- _Do this_
Render the listing as a numbered list with blank lines dropped, running from its first line through the line that contains "smartwatch-outline-icon xyxy=(298,978,506,1344)", both included, and omit the pictures.

-- begin --

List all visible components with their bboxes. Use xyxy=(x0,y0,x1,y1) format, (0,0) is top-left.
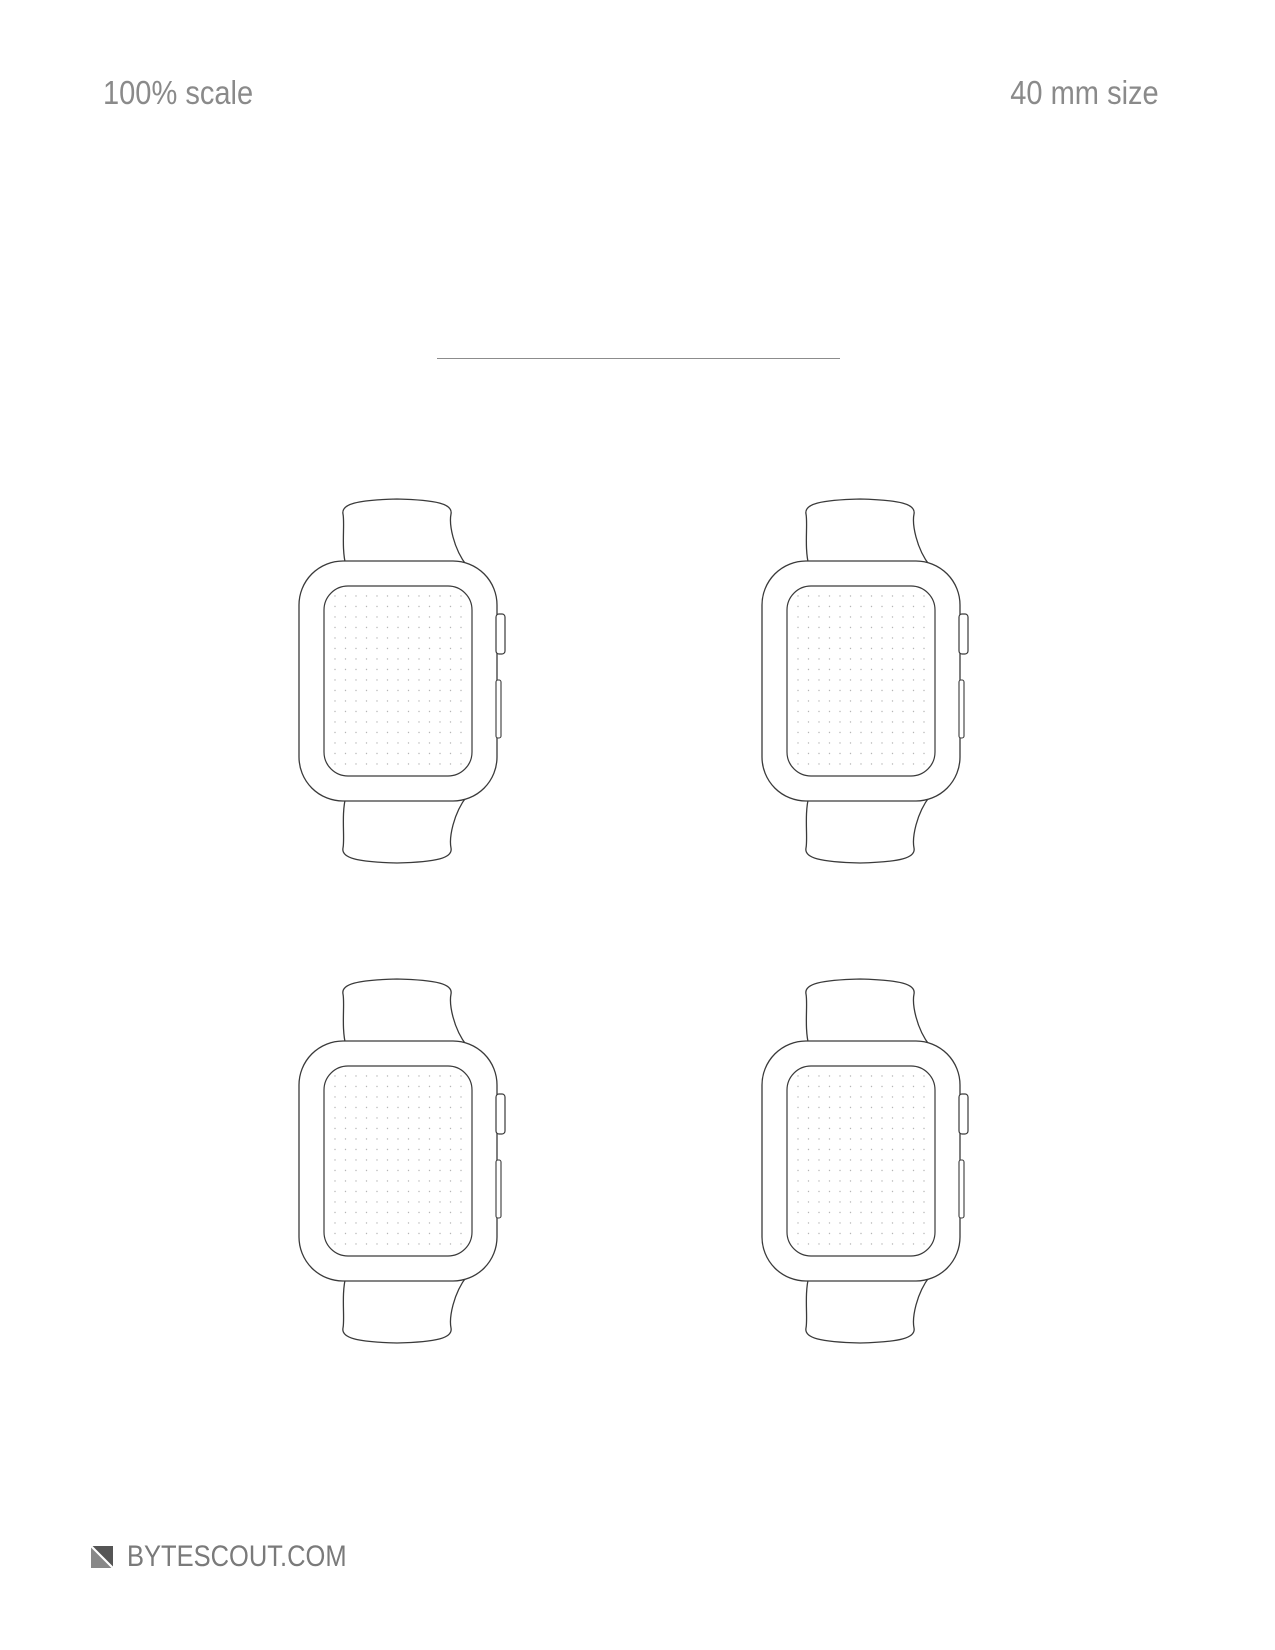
watch-template-2 xyxy=(760,498,980,878)
footer-brand: BYTESCOUT.COM xyxy=(127,1540,347,1573)
bytescout-logo-icon xyxy=(91,1546,113,1568)
watch-grid xyxy=(0,0,1275,1650)
watch-template-4 xyxy=(760,978,980,1358)
smartwatch-outline-icon xyxy=(298,498,506,864)
smartwatch-outline-icon xyxy=(761,978,969,1344)
smartwatch-outline-icon xyxy=(761,498,969,864)
watch-template-1 xyxy=(297,498,517,878)
smartwatch-outline-icon xyxy=(298,978,506,1344)
footer: BYTESCOUT.COM xyxy=(91,1540,385,1574)
watch-template-3 xyxy=(297,978,517,1358)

-- end --

- _Output for this exercise_
1. List all visible components with their bboxes. Use xyxy=(x0,y0,x1,y1) format, (0,0) is top-left.
2. watch-template-2 xyxy=(760,498,980,878)
3. footer-brand: BYTESCOUT.COM xyxy=(127,1540,347,1573)
4. bytescout-logo-icon xyxy=(91,1546,113,1568)
5. watch-grid xyxy=(0,0,1275,1650)
6. watch-template-4 xyxy=(760,978,980,1358)
7. smartwatch-outline-icon xyxy=(298,498,506,864)
8. smartwatch-outline-icon xyxy=(761,978,969,1344)
9. smartwatch-outline-icon xyxy=(761,498,969,864)
10. watch-template-1 xyxy=(297,498,517,878)
11. smartwatch-outline-icon xyxy=(298,978,506,1344)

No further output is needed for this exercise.